● Prompt
Your task is to output the entries below word for word.

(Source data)
※

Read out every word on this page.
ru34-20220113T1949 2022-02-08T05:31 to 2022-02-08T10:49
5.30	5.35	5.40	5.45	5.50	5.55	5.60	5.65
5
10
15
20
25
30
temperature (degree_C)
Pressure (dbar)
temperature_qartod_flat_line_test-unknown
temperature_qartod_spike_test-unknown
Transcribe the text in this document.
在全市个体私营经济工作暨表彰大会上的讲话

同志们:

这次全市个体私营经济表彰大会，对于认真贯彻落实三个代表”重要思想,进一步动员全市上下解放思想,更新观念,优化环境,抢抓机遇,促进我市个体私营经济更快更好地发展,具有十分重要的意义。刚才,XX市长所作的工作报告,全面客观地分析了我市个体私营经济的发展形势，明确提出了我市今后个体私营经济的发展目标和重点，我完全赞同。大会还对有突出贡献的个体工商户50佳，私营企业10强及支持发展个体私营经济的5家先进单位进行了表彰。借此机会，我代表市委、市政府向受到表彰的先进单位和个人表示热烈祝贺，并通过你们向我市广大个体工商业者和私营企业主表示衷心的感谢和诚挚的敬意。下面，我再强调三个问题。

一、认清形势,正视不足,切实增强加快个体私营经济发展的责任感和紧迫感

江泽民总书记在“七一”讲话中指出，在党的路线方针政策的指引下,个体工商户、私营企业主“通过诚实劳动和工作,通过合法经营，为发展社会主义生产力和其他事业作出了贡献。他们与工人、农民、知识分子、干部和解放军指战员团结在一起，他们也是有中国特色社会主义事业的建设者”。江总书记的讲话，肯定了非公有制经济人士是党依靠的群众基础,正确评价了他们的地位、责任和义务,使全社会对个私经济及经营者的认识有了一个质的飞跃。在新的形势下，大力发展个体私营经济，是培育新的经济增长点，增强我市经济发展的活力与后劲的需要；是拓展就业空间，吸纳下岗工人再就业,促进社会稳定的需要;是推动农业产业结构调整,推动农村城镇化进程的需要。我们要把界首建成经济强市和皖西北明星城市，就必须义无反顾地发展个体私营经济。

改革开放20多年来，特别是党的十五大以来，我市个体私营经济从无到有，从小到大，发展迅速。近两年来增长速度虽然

※

● Answer to this problem
Read out every word on this page.
ru34-20220113T1949 2022-02-08T05:31 to 2022-02-08T10:49
5.30	5.35	5.40	5.45	5.50	5.55	5.60	5.65
5
10
15
20
25
30
temperature (degree_C)
Pressure (dbar)
temperature_qartod_flat_line_test-unknown
temperature_qartod_spike_test-unknown
Transcribe the text in this document.
在全市个体私营经济工作暨表彰大会上的讲话

同志们:

这次全市个体私营经济表彰大会，对于认真贯彻落实三个代表”重要思想,进一步动员全市上下解放思想,更新观念,优化环境,抢抓机遇,促进我市个体私营经济更快更好地发展,具有十分重要的意义。刚才,XX市长所作的工作报告,全面客观地分析了我市个体私营经济的发展形势，明确提出了我市今后个体私营经济的发展目标和重点，我完全赞同。大会还对有突出贡献的个体工商户50佳，私营企业10强及支持发展个体私营经济的5家先进单位进行了表彰。借此机会，我代表市委、市政府向受到表彰的先进单位和个人表示热烈祝贺，并通过你们向我市广大个体工商业者和私营企业主表示衷心的感谢和诚挚的敬意。下面，我再强调三个问题。

一、认清形势,正视不足,切实增强加快个体私营经济发展的责任感和紧迫感

江泽民总书记在“七一”讲话中指出，在党的路线方针政策的指引下,个体工商户、私营企业主“通过诚实劳动和工作,通过合法经营，为发展社会主义生产力和其他事业作出了贡献。他们与工人、农民、知识分子、干部和解放军指战员团结在一起，他们也是有中国特色社会主义事业的建设者”。江总书记的讲话，肯定了非公有制经济人士是党依靠的群众基础,正确评价了他们的地位、责任和义务,使全社会对个私经济及经营者的认识有了一个质的飞跃。在新的形势下，大力发展个体私营经济，是培育新的经济增长点，增强我市经济发展的活力与后劲的需要；是拓展就业空间，吸纳下岗工人再就业,促进社会稳定的需要;是推动农业产业结构调整,推动农村城镇化进程的需要。我们要把界首建成经济强市和皖西北明星城市，就必须义无反顾地发展个体私营经济。

改革开放20多年来，特别是党的十五大以来，我市个体私营经济从无到有，从小到大，发展迅速。近两年来增长速度虽然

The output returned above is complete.